* _STATED GOAL_: Print all the entries verbatim.

[Stored items]
=-=-=

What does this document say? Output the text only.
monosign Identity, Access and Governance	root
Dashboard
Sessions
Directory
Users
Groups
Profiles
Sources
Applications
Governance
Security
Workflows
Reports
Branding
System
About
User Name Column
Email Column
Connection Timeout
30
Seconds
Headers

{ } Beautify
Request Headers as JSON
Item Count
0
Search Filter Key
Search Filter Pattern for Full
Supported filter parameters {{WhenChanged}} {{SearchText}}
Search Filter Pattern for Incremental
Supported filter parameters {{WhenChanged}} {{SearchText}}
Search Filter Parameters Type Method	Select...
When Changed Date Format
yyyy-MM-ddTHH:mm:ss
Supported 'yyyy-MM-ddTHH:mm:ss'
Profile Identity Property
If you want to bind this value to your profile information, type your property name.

=-=-=

* _COMPLETE RESPONSE_:
What does this document say? Output the text only.
monosign Identity, Access and Governance	root
Dashboard
Sessions
Directory
Users
Groups
Profiles
Sources
Applications
Governance
Security
Workflows
Reports
Branding
System
About
User Name Column
Email Column
Connection Timeout
30
Seconds
Headers

{ } Beautify
Request Headers as JSON
Item Count
0
Search Filter Key
Search Filter Pattern for Full
Supported filter parameters {{WhenChanged}} {{SearchText}}
Search Filter Pattern for Incremental
Supported filter parameters {{WhenChanged}} {{SearchText}}
Search Filter Parameters Type Method	Select...
When Changed Date Format
yyyy-MM-ddTHH:mm:ss
Supported 'yyyy-MM-ddTHH:mm:ss'
Profile Identity Property
If you want to bind this value to your profile information, type your property name.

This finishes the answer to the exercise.